__INPUT MATERIAL__:
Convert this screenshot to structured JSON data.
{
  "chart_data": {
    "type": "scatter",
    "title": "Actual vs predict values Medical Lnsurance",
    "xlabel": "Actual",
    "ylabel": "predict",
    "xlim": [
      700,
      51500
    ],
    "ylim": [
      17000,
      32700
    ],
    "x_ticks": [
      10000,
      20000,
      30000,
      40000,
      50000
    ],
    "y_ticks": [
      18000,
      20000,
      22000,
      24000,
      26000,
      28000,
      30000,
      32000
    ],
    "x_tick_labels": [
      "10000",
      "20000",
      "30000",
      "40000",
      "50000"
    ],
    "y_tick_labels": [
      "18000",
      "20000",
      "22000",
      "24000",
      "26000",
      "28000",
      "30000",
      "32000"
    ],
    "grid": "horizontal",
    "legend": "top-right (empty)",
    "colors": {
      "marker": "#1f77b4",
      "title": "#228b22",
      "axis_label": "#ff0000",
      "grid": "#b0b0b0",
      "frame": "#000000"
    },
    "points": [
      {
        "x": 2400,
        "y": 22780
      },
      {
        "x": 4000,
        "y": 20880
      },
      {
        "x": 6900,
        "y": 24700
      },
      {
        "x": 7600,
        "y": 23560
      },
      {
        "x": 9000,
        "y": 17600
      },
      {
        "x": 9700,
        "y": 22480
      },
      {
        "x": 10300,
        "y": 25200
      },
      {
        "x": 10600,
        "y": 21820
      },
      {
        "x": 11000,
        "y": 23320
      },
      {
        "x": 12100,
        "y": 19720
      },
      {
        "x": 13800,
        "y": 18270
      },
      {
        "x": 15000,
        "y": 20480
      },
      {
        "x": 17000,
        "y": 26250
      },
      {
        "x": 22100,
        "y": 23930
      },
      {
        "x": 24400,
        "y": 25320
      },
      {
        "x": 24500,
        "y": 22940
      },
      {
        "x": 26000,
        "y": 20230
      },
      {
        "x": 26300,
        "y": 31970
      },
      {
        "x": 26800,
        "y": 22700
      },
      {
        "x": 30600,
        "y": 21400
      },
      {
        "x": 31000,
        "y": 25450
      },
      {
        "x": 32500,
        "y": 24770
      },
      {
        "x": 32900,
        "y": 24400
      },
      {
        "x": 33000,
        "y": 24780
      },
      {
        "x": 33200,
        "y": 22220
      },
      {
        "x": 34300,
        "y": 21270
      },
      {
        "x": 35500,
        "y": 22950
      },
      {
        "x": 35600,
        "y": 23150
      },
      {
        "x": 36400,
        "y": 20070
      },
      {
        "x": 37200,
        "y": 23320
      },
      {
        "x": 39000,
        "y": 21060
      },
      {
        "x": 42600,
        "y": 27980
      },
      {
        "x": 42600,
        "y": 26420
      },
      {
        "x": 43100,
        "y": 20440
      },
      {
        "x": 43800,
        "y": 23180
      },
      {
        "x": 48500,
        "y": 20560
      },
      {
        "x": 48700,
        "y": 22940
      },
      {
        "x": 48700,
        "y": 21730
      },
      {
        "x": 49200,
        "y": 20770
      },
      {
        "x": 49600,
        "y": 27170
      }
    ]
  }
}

__DESCRIPTION OF THE TASK__:
Produce an exact copy of every entry above.

__WORKED ANSWER__:
Convert this screenshot to structured JSON data.
{
  "chart_data": {
    "type": "scatter",
    "title": "Actual vs predict values Medical Lnsurance",
    "xlabel": "Actual",
    "ylabel": "predict",
    "xlim": [
      700,
      51500
    ],
    "ylim": [
      17000,
      32700
    ],
    "x_ticks": [
      10000,
      20000,
      30000,
      40000,
      50000
    ],
    "y_ticks": [
      18000,
      20000,
      22000,
      24000,
      26000,
      28000,
      30000,
      32000
    ],
    "x_tick_labels": [
      "10000",
      "20000",
      "30000",
      "40000",
      "50000"
    ],
    "y_tick_labels": [
      "18000",
      "20000",
      "22000",
      "24000",
      "26000",
      "28000",
      "30000",
      "32000"
    ],
    "grid": "horizontal",
    "legend": "top-right (empty)",
    "colors": {
      "marker": "#1f77b4",
      "title": "#228b22",
      "axis_label": "#ff0000",
      "grid": "#b0b0b0",
      "frame": "#000000"
    },
    "points": [
      {
        "x": 2400,
        "y": 22780
      },
      {
        "x": 4000,
        "y": 20880
      },
      {
        "x": 6900,
        "y": 24700
      },
      {
        "x": 7600,
        "y": 23560
      },
      {
        "x": 9000,
        "y": 17600
      },
      {
        "x": 9700,
        "y": 22480
      },
      {
        "x": 10300,
        "y": 25200
      },
      {
        "x": 10600,
        "y": 21820
      },
      {
        "x": 11000,
        "y": 23320
      },
      {
        "x": 12100,
        "y": 19720
      },
      {
        "x": 13800,
        "y": 18270
      },
      {
        "x": 15000,
        "y": 20480
      },
      {
        "x": 17000,
        "y": 26250
      },
      {
        "x": 22100,
        "y": 23930
      },
      {
        "x": 24400,
        "y": 25320
      },
      {
        "x": 24500,
        "y": 22940
      },
      {
        "x": 26000,
        "y": 20230
      },
      {
        "x": 26300,
        "y": 31970
      },
      {
        "x": 26800,
        "y": 22700
      },
      {
        "x": 30600,
        "y": 21400
      },
      {
        "x": 31000,
        "y": 25450
      },
      {
        "x": 32500,
        "y": 24770
      },
      {
        "x": 32900,
        "y": 24400
      },
      {
        "x": 33000,
        "y": 24780
      },
      {
        "x": 33200,
        "y": 22220
      },
      {
        "x": 34300,
        "y": 21270
      },
      {
        "x": 35500,
        "y": 22950
      },
      {
        "x": 35600,
        "y": 23150
      },
      {
        "x": 36400,
        "y": 20070
      },
      {
        "x": 37200,
        "y": 23320
      },
      {
        "x": 39000,
        "y": 21060
      },
      {
        "x": 42600,
        "y": 27980
      },
      {
        "x": 42600,
        "y": 26420
      },
      {
        "x": 43100,
        "y": 20440
      },
      {
        "x": 43800,
        "y": 23180
      },
      {
        "x": 48500,
        "y": 20560
      },
      {
        "x": 48700,
        "y": 22940
      },
      {
        "x": 48700,
        "y": 21730
      },
      {
        "x": 49200,
        "y": 20770
      },
      {
        "x": 49600,
        "y": 27170
      }
    ]
  }
}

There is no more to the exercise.